» Problem to work on
Which lines in the records below contain the word "name"? Copy each of them.

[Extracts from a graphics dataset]
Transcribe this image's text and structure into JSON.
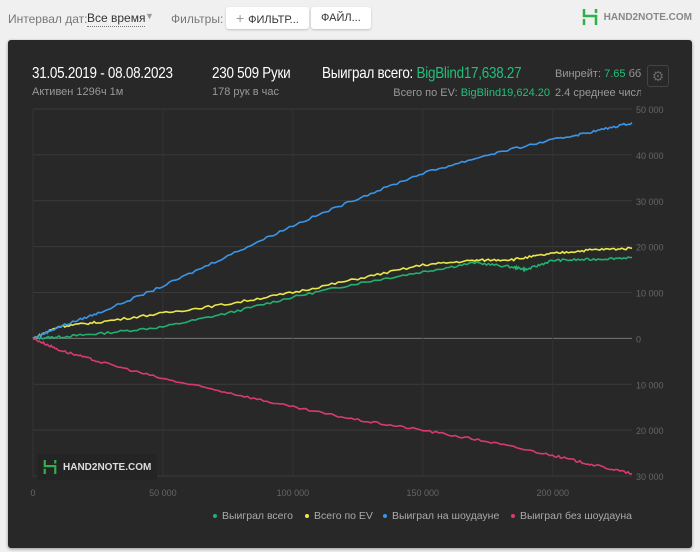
{
  "toolbar": {
    "date_interval_label": "Интервал дат:",
    "date_interval_value": "Все время",
    "filters_label": "Фильтры:",
    "filter_button": "ФИЛЬТР...",
    "file_button": "ФАЙЛ...",
    "logo_text": "HAND2NOTE.COM"
  },
  "stats": {
    "date_range": "31.05.2019 - 08.08.2023",
    "active": "Активен 1296ч 1м",
    "hands": "230 509 Руки",
    "hands_per_hour": "178 рук в час",
    "won_total_label": "Выиграл всего:",
    "won_total_value": "BigBlind17,638.27",
    "ev_label": "Всего по EV:",
    "ev_value": "BigBlind19,624.20",
    "winrate_label": "Винрейт:",
    "winrate_value": "7.65",
    "winrate_unit": "бб/",
    "avg_text": "2.4 среднее числ"
  },
  "watermark": "HAND2NOTE.COM",
  "colors": {
    "won_total": "#21b070",
    "ev": "#e8e84a",
    "showdown": "#3a96e8",
    "non_showdown": "#d83a6e",
    "accent": "#21c07a"
  },
  "chart_data": {
    "type": "line",
    "xlim": [
      0,
      230509
    ],
    "ylim": [
      -30000,
      50000
    ],
    "x_ticks": [
      0,
      50000,
      100000,
      150000,
      200000
    ],
    "x_tick_labels": [
      "0",
      "50 000",
      "100 000",
      "150 000",
      "200 000"
    ],
    "y_ticks": [
      50000,
      40000,
      30000,
      20000,
      10000,
      0,
      -10000,
      -20000,
      -30000
    ],
    "y_tick_labels": [
      "50 000",
      "40 000",
      "30 000",
      "20 000",
      "10 000",
      "0",
      "10 000",
      "20 000",
      "30 000"
    ],
    "grid": true,
    "legend": "bottom",
    "series": [
      {
        "name": "Выиграл всего",
        "color": "#21b070",
        "x": [
          0,
          10000,
          25000,
          50000,
          75000,
          100000,
          125000,
          150000,
          170000,
          185000,
          190000,
          200000,
          215000,
          230509
        ],
        "y": [
          0,
          300,
          1000,
          2500,
          5500,
          9000,
          12000,
          14500,
          16500,
          15500,
          15000,
          17000,
          17200,
          17638
        ]
      },
      {
        "name": "Всего по EV",
        "color": "#e8e84a",
        "x": [
          0,
          10000,
          25000,
          50000,
          75000,
          100000,
          125000,
          150000,
          170000,
          185000,
          200000,
          215000,
          230509
        ],
        "y": [
          0,
          2600,
          3500,
          5500,
          7500,
          10000,
          13000,
          16000,
          17000,
          17200,
          18500,
          19300,
          19624
        ]
      },
      {
        "name": "Выиграл на шоудауне",
        "color": "#3a96e8",
        "x": [
          0,
          10000,
          25000,
          50000,
          75000,
          100000,
          125000,
          150000,
          175000,
          200000,
          215000,
          230509
        ],
        "y": [
          0,
          2500,
          5500,
          11400,
          18000,
          24600,
          30500,
          36000,
          40000,
          43300,
          45000,
          47000
        ]
      },
      {
        "name": "Выиграл без шоудауна",
        "color": "#d83a6e",
        "x": [
          0,
          10000,
          25000,
          50000,
          75000,
          100000,
          125000,
          150000,
          175000,
          200000,
          215000,
          230509
        ],
        "y": [
          0,
          -2500,
          -5000,
          -8800,
          -11800,
          -15000,
          -17800,
          -20000,
          -22500,
          -25500,
          -27500,
          -29500
        ]
      }
    ]
  }
}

» Answer to this exercise
        "name": "Выиграл всего",
        "name": "Всего по EV",
        "name": "Выиграл на шоудауне",
        "name": "Выиграл без шоудауна",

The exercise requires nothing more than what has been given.